Required task.
Repeat the full listing, word for word.

Input material.
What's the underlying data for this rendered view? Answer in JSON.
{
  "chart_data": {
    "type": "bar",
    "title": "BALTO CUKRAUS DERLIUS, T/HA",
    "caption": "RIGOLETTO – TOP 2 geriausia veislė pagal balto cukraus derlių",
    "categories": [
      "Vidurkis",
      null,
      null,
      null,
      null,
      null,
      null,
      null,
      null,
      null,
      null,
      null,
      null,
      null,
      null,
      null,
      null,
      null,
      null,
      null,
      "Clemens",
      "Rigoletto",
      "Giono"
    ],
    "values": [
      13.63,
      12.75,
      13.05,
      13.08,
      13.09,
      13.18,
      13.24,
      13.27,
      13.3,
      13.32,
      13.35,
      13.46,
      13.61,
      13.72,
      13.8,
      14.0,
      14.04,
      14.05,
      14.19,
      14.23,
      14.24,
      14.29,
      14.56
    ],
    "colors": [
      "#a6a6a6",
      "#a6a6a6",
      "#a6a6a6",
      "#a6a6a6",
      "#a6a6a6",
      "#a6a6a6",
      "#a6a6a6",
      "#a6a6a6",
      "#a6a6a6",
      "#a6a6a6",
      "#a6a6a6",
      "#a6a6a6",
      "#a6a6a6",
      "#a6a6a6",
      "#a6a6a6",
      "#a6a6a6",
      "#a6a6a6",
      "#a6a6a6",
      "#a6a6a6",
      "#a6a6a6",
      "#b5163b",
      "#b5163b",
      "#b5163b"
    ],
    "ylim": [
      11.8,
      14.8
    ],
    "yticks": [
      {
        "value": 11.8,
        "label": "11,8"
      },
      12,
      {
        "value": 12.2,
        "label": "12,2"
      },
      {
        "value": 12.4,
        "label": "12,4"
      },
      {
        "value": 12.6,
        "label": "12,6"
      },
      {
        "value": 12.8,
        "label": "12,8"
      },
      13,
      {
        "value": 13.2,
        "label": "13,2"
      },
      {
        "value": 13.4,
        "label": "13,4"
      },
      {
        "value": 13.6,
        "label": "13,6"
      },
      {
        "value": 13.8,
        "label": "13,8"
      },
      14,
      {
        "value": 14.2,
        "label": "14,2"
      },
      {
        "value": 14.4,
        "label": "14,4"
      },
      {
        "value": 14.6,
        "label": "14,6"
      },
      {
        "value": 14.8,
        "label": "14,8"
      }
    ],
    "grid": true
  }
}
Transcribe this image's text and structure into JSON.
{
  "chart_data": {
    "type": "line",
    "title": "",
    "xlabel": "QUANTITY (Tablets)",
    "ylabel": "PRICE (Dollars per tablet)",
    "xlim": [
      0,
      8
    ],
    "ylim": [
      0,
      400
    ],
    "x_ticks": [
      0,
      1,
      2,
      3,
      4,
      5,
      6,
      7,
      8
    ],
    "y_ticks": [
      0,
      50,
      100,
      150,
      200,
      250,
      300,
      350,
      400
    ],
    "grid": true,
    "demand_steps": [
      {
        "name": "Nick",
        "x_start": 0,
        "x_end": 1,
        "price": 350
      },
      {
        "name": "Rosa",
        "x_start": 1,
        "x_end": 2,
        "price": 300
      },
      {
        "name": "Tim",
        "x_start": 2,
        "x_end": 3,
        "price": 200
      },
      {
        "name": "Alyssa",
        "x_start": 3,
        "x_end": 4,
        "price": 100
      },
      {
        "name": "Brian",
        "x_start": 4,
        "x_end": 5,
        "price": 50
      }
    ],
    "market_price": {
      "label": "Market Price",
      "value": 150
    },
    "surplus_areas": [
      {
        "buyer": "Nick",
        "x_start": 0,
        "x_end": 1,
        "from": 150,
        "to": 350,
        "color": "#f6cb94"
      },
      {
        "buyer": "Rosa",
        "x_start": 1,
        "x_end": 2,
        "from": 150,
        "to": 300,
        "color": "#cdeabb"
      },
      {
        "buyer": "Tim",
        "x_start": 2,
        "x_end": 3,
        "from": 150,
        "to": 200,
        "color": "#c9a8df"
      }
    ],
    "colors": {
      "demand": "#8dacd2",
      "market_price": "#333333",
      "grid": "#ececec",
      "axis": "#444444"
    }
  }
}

Result.
What's the underlying data for this rendered view? Answer in JSON.
{
  "chart_data": {
    "type": "bar",
    "title": "BALTO CUKRAUS DERLIUS, T/HA",
    "caption": "RIGOLETTO – TOP 2 geriausia veislė pagal balto cukraus derlių",
    "categories": [
      "Vidurkis",
      null,
      null,
      null,
      null,
      null,
      null,
      null,
      null,
      null,
      null,
      null,
      null,
      null,
      null,
      null,
      null,
      null,
      null,
      null,
      "Clemens",
      "Rigoletto",
      "Giono"
    ],
    "values": [
      13.63,
      12.75,
      13.05,
      13.08,
      13.09,
      13.18,
      13.24,
      13.27,
      13.3,
      13.32,
      13.35,
      13.46,
      13.61,
      13.72,
      13.8,
      14.0,
      14.04,
      14.05,
      14.19,
      14.23,
      14.24,
      14.29,
      14.56
    ],
    "colors": [
      "#a6a6a6",
      "#a6a6a6",
      "#a6a6a6",
      "#a6a6a6",
      "#a6a6a6",
      "#a6a6a6",
      "#a6a6a6",
      "#a6a6a6",
      "#a6a6a6",
      "#a6a6a6",
      "#a6a6a6",
      "#a6a6a6",
      "#a6a6a6",
      "#a6a6a6",
      "#a6a6a6",
      "#a6a6a6",
      "#a6a6a6",
      "#a6a6a6",
      "#a6a6a6",
      "#a6a6a6",
      "#b5163b",
      "#b5163b",
      "#b5163b"
    ],
    "ylim": [
      11.8,
      14.8
    ],
    "yticks": [
      {
        "value": 11.8,
        "label": "11,8"
      },
      12,
      {
        "value": 12.2,
        "label": "12,2"
      },
      {
        "value": 12.4,
        "label": "12,4"
      },
      {
        "value": 12.6,
        "label": "12,6"
      },
      {
        "value": 12.8,
        "label": "12,8"
      },
      13,
      {
        "value": 13.2,
        "label": "13,2"
      },
      {
        "value": 13.4,
        "label": "13,4"
      },
      {
        "value": 13.6,
        "label": "13,6"
      },
      {
        "value": 13.8,
        "label": "13,8"
      },
      14,
      {
        "value": 14.2,
        "label": "14,2"
      },
      {
        "value": 14.4,
        "label": "14,4"
      },
      {
        "value": 14.6,
        "label": "14,6"
      },
      {
        "value": 14.8,
        "label": "14,8"
      }
    ],
    "grid": true
  }
}
Transcribe this image's text and structure into JSON.
{
  "chart_data": {
    "type": "line",
    "title": "",
    "xlabel": "QUANTITY (Tablets)",
    "ylabel": "PRICE (Dollars per tablet)",
    "xlim": [
      0,
      8
    ],
    "ylim": [
      0,
      400
    ],
    "x_ticks": [
      0,
      1,
      2,
      3,
      4,
      5,
      6,
      7,
      8
    ],
    "y_ticks": [
      0,
      50,
      100,
      150,
      200,
      250,
      300,
      350,
      400
    ],
    "grid": true,
    "demand_steps": [
      {
        "name": "Nick",
        "x_start": 0,
        "x_end": 1,
        "price": 350
      },
      {
        "name": "Rosa",
        "x_start": 1,
        "x_end": 2,
        "price": 300
      },
      {
        "name": "Tim",
        "x_start": 2,
        "x_end": 3,
        "price": 200
      },
      {
        "name": "Alyssa",
        "x_start": 3,
        "x_end": 4,
        "price": 100
      },
      {
        "name": "Brian",
        "x_start": 4,
        "x_end": 5,
        "price": 50
      }
    ],
    "market_price": {
      "label": "Market Price",
      "value": 150
    },
    "surplus_areas": [
      {
        "buyer": "Nick",
        "x_start": 0,
        "x_end": 1,
        "from": 150,
        "to": 350,
        "color": "#f6cb94"
      },
      {
        "buyer": "Rosa",
        "x_start": 1,
        "x_end": 2,
        "from": 150,
        "to": 300,
        "color": "#cdeabb"
      },
      {
        "buyer": "Tim",
        "x_start": 2,
        "x_end": 3,
        "from": 150,
        "to": 200,
        "color": "#c9a8df"
      }
    ],
    "colors": {
      "demand": "#8dacd2",
      "market_price": "#333333",
      "grid": "#ececec",
      "axis": "#444444"
    }
  }
}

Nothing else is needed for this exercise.